[START Items]
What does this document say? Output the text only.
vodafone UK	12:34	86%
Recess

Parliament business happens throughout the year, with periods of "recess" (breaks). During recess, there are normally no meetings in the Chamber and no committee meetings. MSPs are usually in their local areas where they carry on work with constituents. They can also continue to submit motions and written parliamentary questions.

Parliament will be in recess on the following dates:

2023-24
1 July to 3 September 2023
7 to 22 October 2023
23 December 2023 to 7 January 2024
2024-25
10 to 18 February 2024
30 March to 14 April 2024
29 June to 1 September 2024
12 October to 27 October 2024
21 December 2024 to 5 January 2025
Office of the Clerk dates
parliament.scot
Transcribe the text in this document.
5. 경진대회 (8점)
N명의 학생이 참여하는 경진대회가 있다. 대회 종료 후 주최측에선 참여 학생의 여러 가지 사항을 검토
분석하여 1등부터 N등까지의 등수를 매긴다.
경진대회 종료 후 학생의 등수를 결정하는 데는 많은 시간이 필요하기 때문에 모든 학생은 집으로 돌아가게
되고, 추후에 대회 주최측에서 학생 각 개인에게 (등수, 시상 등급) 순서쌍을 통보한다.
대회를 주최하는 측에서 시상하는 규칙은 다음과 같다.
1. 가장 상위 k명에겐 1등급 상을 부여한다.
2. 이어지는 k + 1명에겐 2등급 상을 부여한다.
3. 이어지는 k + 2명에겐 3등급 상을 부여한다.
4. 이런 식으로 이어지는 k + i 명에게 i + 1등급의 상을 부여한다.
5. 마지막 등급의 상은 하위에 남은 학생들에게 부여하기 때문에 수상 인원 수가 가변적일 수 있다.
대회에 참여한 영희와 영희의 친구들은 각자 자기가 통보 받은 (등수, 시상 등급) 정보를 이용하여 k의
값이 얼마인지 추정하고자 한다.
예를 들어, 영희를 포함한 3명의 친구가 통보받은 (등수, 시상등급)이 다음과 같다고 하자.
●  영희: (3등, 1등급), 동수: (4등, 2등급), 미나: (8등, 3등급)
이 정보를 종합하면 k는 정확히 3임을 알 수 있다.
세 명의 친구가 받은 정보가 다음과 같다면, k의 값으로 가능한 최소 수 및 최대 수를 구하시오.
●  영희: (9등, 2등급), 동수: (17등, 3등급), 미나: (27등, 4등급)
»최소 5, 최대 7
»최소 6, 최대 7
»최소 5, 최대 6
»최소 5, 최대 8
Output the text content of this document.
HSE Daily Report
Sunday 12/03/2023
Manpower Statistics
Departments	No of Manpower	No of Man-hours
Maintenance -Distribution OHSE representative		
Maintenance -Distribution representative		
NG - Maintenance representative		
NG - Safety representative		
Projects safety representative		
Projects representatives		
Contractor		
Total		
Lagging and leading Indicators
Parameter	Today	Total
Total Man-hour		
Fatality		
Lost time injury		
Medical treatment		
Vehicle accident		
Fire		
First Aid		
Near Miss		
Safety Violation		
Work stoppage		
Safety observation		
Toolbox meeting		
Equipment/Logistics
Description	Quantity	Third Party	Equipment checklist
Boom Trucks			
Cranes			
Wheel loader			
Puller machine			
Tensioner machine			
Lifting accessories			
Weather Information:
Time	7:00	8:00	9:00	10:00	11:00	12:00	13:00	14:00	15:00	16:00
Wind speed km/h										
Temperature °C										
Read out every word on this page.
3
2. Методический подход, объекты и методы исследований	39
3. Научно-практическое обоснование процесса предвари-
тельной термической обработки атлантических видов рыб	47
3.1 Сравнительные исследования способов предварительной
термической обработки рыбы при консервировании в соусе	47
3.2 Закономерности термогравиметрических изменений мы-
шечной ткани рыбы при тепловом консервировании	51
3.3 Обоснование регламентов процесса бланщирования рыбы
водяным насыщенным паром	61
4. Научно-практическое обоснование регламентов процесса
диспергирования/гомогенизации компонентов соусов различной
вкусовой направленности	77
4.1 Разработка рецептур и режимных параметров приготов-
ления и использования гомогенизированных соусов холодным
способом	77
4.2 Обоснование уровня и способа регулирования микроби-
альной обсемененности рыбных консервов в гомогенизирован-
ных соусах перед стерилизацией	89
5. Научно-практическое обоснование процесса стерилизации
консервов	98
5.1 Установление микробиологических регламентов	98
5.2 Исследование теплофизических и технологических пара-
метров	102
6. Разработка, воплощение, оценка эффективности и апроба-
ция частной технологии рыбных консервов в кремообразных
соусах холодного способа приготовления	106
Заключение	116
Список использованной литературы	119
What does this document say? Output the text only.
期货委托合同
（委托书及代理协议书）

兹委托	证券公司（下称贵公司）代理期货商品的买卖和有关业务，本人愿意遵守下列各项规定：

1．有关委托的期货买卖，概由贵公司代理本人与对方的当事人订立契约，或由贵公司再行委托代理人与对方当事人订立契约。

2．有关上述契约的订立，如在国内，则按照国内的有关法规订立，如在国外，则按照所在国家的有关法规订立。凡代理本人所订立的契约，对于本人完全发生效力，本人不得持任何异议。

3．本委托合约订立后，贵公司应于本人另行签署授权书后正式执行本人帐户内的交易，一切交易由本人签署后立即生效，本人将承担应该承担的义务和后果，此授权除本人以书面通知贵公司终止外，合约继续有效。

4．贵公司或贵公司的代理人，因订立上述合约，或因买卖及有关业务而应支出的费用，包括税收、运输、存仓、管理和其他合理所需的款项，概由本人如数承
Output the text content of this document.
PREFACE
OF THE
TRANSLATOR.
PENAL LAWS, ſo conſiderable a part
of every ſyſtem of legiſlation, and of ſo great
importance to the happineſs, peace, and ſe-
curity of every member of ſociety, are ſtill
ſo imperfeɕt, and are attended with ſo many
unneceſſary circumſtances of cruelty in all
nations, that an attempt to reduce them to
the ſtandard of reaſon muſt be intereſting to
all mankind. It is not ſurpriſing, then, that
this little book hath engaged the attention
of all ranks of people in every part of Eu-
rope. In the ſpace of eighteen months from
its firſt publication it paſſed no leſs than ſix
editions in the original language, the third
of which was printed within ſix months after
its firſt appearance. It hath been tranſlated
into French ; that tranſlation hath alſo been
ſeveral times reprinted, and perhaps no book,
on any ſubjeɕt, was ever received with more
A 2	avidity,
[END Items]
▸ **To do**
Locate and copy each line in the data above that includes the word "соусах".

▸ **Output for this task**
ных соусах перед стерилизацией	89
соусах холодного способа приготовления	106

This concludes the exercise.